Well done guys, congratulations. Give yourself a massive fuck off pat on the back. Apparently, we're such a nation of alcoholics that we're also succeeding in getting the animals of Great Britain hammered right along with us.
How you might ask? How can we be so irresponsible with our drinking that we're managing to create a nation of sozzled squirrels, catatonic cats and drunken dogs? Well, according to a new study from the University of the East Midlands, it's due to the fact that we're now drinking such a large quantity of alcohol, the enzymes in our waste aren't being properly broken down and, through 'evaporation' and 'transpiration' (remember GCSE Geography guys? What a gas) alcohol is finding it's way into our rainwater, which in turn, ends up in puddles and who drinks from puddles you guys? Cats, dogs, squirrels and rabbits. Cue a nation of hammered woodland and domestic animals.
'It's an unfortunate side effect of our national obsession with drinking' said Professor Carl Benson, who headed up the study. 'Over the past year I've spoken to many animal shelters and vetinary hospitals who all reported a rise in animals being admitted with symptoms that included unsteadiness on their feet, heightened mewling and the inability to remember simple things.'
Much like yourself on a Saturday night then. The animals most likely to be affected by these phenomenons that we're terming 'booze puddles' (#science) are of course wild animals who use puddles as their prime source of hydration, but that's not to say your pet cat or dog is immune. 'Next time you take your dog for a walk, take along a bottle of water and a plastic bowl for him to drink from instead of puddles.' Warns Carl. 'Obviously it's harder to keep tabs on what liquids your cats are consuming but take care to monitor them after long spells of time spent outside and have a large bowl of tap water ready for them to drink when they return if needed.'
So, there you have it. Hope you're all proud of yourselves. Booze Britain is now an umbrella term to describe not only ourselves, but also our furry four-legged friends. See you down the pub Fluffy, mine's a double.

━━━━━━━━━━

Extract the stretch of the article on drunken animals from "Well done guys, congratulations." through "and domestic animals.", keeping its wording unchanged. None of the lines after the article on drunken animals is needed.

Dataset excerpts
━━━━━━━━━━

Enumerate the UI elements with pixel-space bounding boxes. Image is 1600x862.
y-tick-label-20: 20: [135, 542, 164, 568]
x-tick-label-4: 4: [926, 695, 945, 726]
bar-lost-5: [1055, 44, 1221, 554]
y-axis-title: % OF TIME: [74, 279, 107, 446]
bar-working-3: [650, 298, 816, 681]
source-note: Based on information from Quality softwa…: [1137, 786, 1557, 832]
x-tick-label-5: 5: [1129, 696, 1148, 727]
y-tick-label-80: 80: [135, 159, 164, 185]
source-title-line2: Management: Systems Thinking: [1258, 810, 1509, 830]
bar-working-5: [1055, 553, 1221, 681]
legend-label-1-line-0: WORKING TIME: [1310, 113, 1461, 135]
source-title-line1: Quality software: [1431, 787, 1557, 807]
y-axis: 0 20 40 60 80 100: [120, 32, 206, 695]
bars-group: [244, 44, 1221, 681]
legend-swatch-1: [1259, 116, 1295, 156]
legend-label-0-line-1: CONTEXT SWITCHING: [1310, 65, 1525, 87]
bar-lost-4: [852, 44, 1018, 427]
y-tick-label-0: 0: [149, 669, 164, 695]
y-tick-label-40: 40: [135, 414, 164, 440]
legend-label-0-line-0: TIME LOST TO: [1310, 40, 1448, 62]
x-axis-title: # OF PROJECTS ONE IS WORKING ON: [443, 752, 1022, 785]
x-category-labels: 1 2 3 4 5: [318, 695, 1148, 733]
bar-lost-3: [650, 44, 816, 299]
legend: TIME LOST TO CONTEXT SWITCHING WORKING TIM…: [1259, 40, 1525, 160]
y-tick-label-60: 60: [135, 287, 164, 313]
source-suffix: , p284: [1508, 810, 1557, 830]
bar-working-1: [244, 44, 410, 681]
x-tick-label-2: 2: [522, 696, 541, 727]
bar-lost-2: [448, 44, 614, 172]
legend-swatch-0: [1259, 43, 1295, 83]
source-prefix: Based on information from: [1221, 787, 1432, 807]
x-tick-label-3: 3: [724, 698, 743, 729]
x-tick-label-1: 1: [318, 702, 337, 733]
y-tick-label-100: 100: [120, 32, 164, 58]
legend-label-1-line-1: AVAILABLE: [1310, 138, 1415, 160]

━━━━━━━━━━

▶ RESPONSE TO THE TASK
Well done guys, congratulations. Give yourself a massive fuck off pat on the back. Apparently, we're such a nation of alcoholics that we're also succeeding in getting the animals of Great Britain hammered right along with us.
How you might ask? How can we be so irresponsible with our drinking that we're managing to create a nation of sozzled squirrels, catatonic cats and drunken dogs? Well, according to a new study from the University of the East Midlands, it's due to the fact that we're now drinking such a large quantity of alcohol, the enzymes in our waste aren't being properly broken down and, through 'evaporation' and 'transpiration' (remember GCSE Geography guys? What a gas) alcohol is finding it's way into our rainwater, which in turn, ends up in puddles and who drinks from puddles you guys? Cats, dogs, squirrels and rabbits. Cue a nation of hammered woodland and domestic animals.